EXTRACT PROVIDED start

In Re Quaker City Uniform Company, 23857.

Citation134 F. Supp. 596
Decision Date07 September 1955
Docket NumberNo. 23857.,23857.
PartiesIn the Matter of QUAKER CITY UNIFORM COMPANY, Inc., Bankrupt.
CourtU.S. District Court — Eastern District of Pennsylvania

Freedman, Landy & Lorry, Philadelphia, Pa., for Daniel P. Veloric.

William M. Keenan, Pepper, Bodine, Frick, Scheetz & Hamilton, Philadelphia, Pa., for Fidelity-Phila. Trust Co.

Verlin & Goldberg, Philadelphia, Pa., for College Hall Fashions and Synthetic Specialists, Inc.

Markovitz, Stern & Shusterman, Philadelphia, Pa., for Delsea Corp.

KIRKPATRICK, Chief Judge.

This is a contest in which the trustee in bankruptcy is not interested. It is between a chattel mortgagee holding a valid lien and a landlord who distrained for rent prior to the bankruptcy but did not sell. By agreement, the mortgaged property was sold and the proceeds substituted. If bankruptcy had not intervened, the controversy could hardly have arisen, because the law of Pennsylvania clearly subjects the interest of the chattel mortgagee to the lien of the landlord's levy. The chattel mortgagee concedes as much, but argues that the Bankruptcy Act nullifies the landlord's preferred status as against him. Sections 64, sub. a, 11 U.S.C.A. § 104, sub. a and 67, sub. c, 11 U.S.C.A. § 107, sub. c, of the Act provide that in the distribution of the estate a landlord's lien shall be postponed to costs of administration, wages and taxes, all of which admittedly come after valid liens such as this chattel mortgage. Of course, it can be said properly enough that the Bankruptcy Act governs and that it was within the power of Congress to accomplish the result contended for by the chattel mortgagee, inasmuch as the legal title to the mortgaged chattels remained in the bankrupt at all times, the mortgage under the law of Pennsylvania being in the nature of a pledge rather than a conveyance. Whether Congress did so or intended to do so is the question in this case.

EXTRACT PROVIDED end

=== TASK GOAL ===
Reproduce the stretch of the bankruptcy opinion from "William M. Keenan, Pepper, Bodine, Frick, Scheetz" through "Synthetic Specialists, Inc.". The material that comes next has no connection to the bankruptcy opinion.

SUPPLIED RECORDS start

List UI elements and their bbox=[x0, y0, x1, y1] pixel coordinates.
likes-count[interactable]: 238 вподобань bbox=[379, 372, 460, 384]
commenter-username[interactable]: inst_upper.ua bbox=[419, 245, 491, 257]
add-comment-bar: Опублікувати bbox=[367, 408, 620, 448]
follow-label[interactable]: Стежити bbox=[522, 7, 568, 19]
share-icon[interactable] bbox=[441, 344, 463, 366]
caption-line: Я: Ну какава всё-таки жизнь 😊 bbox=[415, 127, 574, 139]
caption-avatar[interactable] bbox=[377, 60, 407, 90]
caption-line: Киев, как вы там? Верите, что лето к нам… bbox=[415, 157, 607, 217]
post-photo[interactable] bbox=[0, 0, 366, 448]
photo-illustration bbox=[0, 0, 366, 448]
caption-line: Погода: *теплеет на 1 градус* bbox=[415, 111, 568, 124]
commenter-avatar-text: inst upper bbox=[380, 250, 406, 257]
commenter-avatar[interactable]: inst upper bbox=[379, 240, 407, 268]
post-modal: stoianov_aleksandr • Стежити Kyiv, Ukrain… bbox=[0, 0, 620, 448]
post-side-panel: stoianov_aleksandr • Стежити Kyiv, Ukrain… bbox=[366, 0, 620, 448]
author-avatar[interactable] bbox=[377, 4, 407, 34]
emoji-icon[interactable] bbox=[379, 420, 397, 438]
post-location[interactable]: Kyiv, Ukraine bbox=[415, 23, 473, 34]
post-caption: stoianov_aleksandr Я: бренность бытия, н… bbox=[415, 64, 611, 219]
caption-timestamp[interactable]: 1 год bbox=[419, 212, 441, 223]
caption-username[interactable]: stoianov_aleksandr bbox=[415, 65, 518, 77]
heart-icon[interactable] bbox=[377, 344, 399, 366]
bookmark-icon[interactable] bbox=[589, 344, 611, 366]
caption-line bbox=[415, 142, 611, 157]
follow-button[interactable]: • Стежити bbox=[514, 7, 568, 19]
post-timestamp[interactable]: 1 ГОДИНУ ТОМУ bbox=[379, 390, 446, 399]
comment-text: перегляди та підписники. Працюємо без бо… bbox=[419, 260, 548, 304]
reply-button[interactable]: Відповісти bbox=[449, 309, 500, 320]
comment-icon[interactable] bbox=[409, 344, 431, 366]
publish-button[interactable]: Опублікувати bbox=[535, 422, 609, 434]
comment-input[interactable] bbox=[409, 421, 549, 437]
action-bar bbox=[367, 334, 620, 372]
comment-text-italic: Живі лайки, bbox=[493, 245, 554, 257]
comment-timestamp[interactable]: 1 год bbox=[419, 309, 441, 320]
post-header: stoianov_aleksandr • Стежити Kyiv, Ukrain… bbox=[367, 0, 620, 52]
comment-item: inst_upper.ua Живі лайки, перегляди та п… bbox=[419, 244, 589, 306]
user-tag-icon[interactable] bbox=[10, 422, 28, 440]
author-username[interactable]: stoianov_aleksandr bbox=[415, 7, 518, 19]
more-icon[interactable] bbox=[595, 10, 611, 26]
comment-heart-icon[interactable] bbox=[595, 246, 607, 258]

SUPPLIED RECORDS end

=== FULL SOLUTION ===
William M. Keenan, Pepper, Bodine, Frick, Scheetz & Hamilton, Philadelphia, Pa., for Fidelity-Phila. Trust Co.

Verlin & Goldberg, Philadelphia, Pa., for College Hall Fashions and Synthetic Specialists, Inc.